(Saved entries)
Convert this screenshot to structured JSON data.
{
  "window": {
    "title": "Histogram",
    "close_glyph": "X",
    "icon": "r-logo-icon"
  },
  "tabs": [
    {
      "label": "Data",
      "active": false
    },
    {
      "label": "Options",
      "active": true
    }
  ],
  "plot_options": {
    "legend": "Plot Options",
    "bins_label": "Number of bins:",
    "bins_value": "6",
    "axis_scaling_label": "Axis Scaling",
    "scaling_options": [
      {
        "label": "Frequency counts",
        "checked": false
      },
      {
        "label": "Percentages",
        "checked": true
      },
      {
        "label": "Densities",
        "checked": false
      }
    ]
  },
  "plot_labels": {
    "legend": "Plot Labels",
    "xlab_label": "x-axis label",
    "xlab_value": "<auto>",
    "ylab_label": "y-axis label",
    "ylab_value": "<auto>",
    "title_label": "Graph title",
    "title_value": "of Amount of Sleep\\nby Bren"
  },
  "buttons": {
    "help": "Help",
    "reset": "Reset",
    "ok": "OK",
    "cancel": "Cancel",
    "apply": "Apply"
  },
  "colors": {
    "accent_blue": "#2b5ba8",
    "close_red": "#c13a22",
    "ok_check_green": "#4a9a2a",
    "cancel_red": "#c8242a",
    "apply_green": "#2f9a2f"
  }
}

Goal:
The listing above must be transcribed exactly, line by line.

Written solution:
Convert this screenshot to structured JSON data.
{
  "window": {
    "title": "Histogram",
    "close_glyph": "X",
    "icon": "r-logo-icon"
  },
  "tabs": [
    {
      "label": "Data",
      "active": false
    },
    {
      "label": "Options",
      "active": true
    }
  ],
  "plot_options": {
    "legend": "Plot Options",
    "bins_label": "Number of bins:",
    "bins_value": "6",
    "axis_scaling_label": "Axis Scaling",
    "scaling_options": [
      {
        "label": "Frequency counts",
        "checked": false
      },
      {
        "label": "Percentages",
        "checked": true
      },
      {
        "label": "Densities",
        "checked": false
      }
    ]
  },
  "plot_labels": {
    "legend": "Plot Labels",
    "xlab_label": "x-axis label",
    "xlab_value": "<auto>",
    "ylab_label": "y-axis label",
    "ylab_value": "<auto>",
    "title_label": "Graph title",
    "title_value": "of Amount of Sleep\\nby Bren"
  },
  "buttons": {
    "help": "Help",
    "reset": "Reset",
    "ok": "OK",
    "cancel": "Cancel",
    "apply": "Apply"
  },
  "colors": {
    "accent_blue": "#2b5ba8",
    "close_red": "#c13a22",
    "ok_check_green": "#4a9a2a",
    "cancel_red": "#c8242a",
    "apply_green": "#2f9a2f"
  }
}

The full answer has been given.